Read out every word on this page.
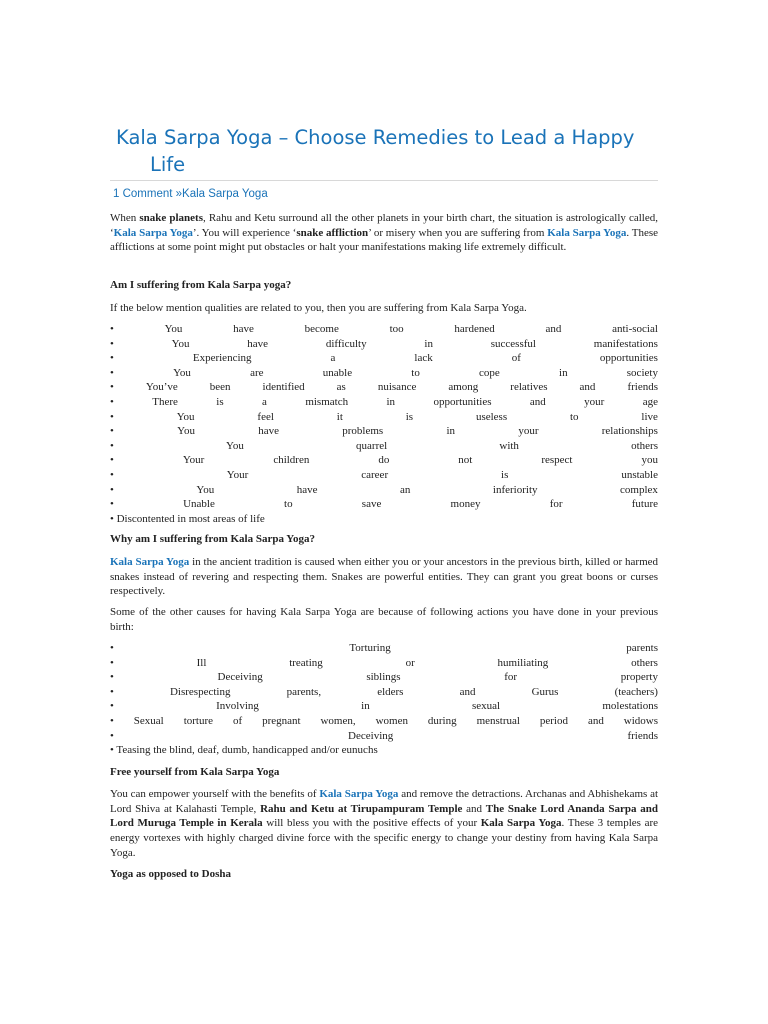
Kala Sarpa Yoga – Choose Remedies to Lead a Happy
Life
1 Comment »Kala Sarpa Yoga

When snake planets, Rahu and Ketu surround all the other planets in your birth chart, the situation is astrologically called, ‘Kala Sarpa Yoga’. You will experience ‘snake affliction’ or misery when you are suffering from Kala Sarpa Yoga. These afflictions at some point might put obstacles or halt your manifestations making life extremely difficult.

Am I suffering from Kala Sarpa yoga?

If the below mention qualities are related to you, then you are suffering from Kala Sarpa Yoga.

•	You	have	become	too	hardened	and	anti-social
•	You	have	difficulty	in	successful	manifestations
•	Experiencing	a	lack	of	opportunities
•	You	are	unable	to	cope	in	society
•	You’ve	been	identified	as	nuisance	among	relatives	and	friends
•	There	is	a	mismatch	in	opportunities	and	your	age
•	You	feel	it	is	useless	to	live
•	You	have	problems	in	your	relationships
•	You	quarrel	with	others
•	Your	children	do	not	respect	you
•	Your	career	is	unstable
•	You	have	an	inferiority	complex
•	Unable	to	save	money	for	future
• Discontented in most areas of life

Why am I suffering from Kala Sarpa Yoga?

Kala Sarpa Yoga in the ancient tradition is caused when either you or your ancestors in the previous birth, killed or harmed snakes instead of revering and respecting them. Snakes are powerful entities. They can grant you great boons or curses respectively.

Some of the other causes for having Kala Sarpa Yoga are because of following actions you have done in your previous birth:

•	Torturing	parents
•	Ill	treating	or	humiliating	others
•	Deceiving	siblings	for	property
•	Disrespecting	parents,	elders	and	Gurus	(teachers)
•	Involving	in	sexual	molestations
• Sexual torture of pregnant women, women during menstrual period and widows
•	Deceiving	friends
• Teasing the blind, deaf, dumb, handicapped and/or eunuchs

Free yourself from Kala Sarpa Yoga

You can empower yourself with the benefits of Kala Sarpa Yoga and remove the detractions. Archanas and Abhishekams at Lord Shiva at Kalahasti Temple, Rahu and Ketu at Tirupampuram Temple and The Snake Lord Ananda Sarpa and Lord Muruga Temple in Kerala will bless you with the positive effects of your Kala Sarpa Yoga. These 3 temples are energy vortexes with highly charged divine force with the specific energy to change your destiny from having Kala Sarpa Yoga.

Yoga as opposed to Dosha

* [Exercise instructions]
Can you repeat every record above exactly, apart from the pictures?

* [Exercise response]
Read out every word on this page.
Kala Sarpa Yoga – Choose Remedies to Lead a Happy
Life
1 Comment »Kala Sarpa Yoga

When snake planets, Rahu and Ketu surround all the other planets in your birth chart, the situation is astrologically called, ‘Kala Sarpa Yoga’. You will experience ‘snake affliction’ or misery when you are suffering from Kala Sarpa Yoga. These afflictions at some point might put obstacles or halt your manifestations making life extremely difficult.

Am I suffering from Kala Sarpa yoga?

If the below mention qualities are related to you, then you are suffering from Kala Sarpa Yoga.

•	You	have	become	too	hardened	and	anti-social
•	You	have	difficulty	in	successful	manifestations
•	Experiencing	a	lack	of	opportunities
•	You	are	unable	to	cope	in	society
•	You’ve	been	identified	as	nuisance	among	relatives	and	friends
•	There	is	a	mismatch	in	opportunities	and	your	age
•	You	feel	it	is	useless	to	live
•	You	have	problems	in	your	relationships
•	You	quarrel	with	others
•	Your	children	do	not	respect	you
•	Your	career	is	unstable
•	You	have	an	inferiority	complex
•	Unable	to	save	money	for	future
• Discontented in most areas of life

Why am I suffering from Kala Sarpa Yoga?

Kala Sarpa Yoga in the ancient tradition is caused when either you or your ancestors in the previous birth, killed or harmed snakes instead of revering and respecting them. Snakes are powerful entities. They can grant you great boons or curses respectively.

Some of the other causes for having Kala Sarpa Yoga are because of following actions you have done in your previous birth:

•	Torturing	parents
•	Ill	treating	or	humiliating	others
•	Deceiving	siblings	for	property
•	Disrespecting	parents,	elders	and	Gurus	(teachers)
•	Involving	in	sexual	molestations
• Sexual torture of pregnant women, women during menstrual period and widows
•	Deceiving	friends
• Teasing the blind, deaf, dumb, handicapped and/or eunuchs

Free yourself from Kala Sarpa Yoga

You can empower yourself with the benefits of Kala Sarpa Yoga and remove the detractions. Archanas and Abhishekams at Lord Shiva at Kalahasti Temple, Rahu and Ketu at Tirupampuram Temple and The Snake Lord Ananda Sarpa and Lord Muruga Temple in Kerala will bless you with the positive effects of your Kala Sarpa Yoga. These 3 temples are energy vortexes with highly charged divine force with the specific energy to change your destiny from having Kala Sarpa Yoga.

Yoga as opposed to Dosha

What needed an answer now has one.